##### The data
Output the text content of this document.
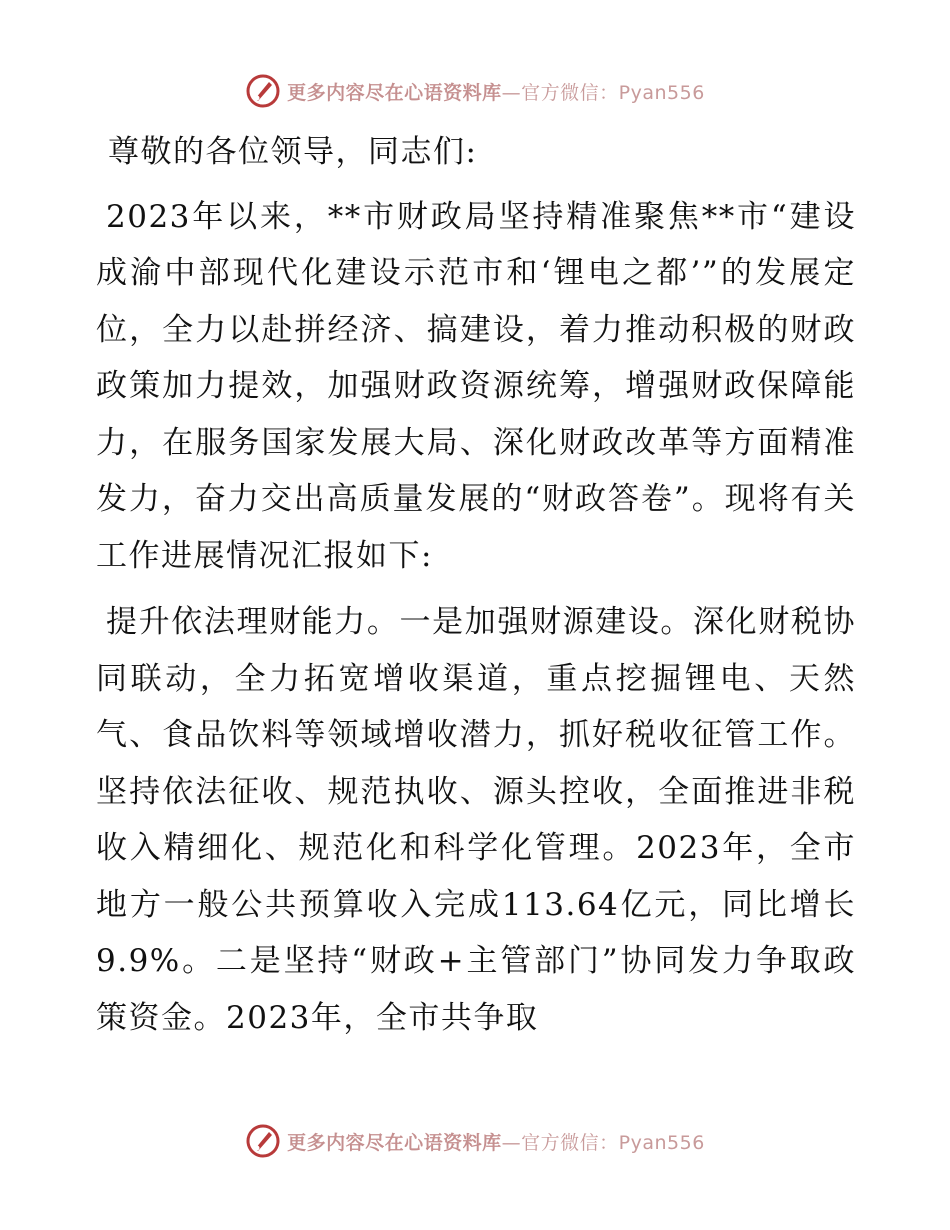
更多内容尽在心语资料库—官方微信：Pyan556

尊敬的各位领导，同志们:

2023年以来，**市财政局坚持精准聚焦**市“建设成渝中部现代化建设示范市和‘锂电之都’”的发展定位，全力以赴拼经济、搞建设，着力推动积极的财政政策加力提效，加强财政资源统筹，增强财政保障能力，在服务国家发展大局、深化财政改革等方面精准发力，奋力交出高质量发展的“财政答卷”。现将有关工作进展情况汇报如下:

提升依法理财能力。一是加强财源建设。深化财税协同联动，全力拓宽增收渠道，重点挖掘锂电、天然气、食品饮料等领域增收潜力，抓好税收征管工作。坚持依法征收、规范执收、源头控收，全面推进非税收入精细化、规范化和科学化管理。2023年，全市地方一般公共预算收入完成113.64亿元，同比增长9.9%。二是坚持“财政+主管部门”协同发力争取政策资金。2023年，全市共争取

更多内容尽在心语资料库—官方微信：Pyan556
##########
• _Problem statement_:
Restate the whole listing above exactly, except for its images.

• _Reply to the task_:
Output the text content of this document.
更多内容尽在心语资料库—官方微信：Pyan556

尊敬的各位领导，同志们:

2023年以来，**市财政局坚持精准聚焦**市“建设成渝中部现代化建设示范市和‘锂电之都’”的发展定位，全力以赴拼经济、搞建设，着力推动积极的财政政策加力提效，加强财政资源统筹，增强财政保障能力，在服务国家发展大局、深化财政改革等方面精准发力，奋力交出高质量发展的“财政答卷”。现将有关工作进展情况汇报如下:

提升依法理财能力。一是加强财源建设。深化财税协同联动，全力拓宽增收渠道，重点挖掘锂电、天然气、食品饮料等领域增收潜力，抓好税收征管工作。坚持依法征收、规范执收、源头控收，全面推进非税收入精细化、规范化和科学化管理。2023年，全市地方一般公共预算收入完成113.64亿元，同比增长9.9%。二是坚持“财政+主管部门”协同发力争取政策资金。2023年，全市共争取

更多内容尽在心语资料库—官方微信：Pyan556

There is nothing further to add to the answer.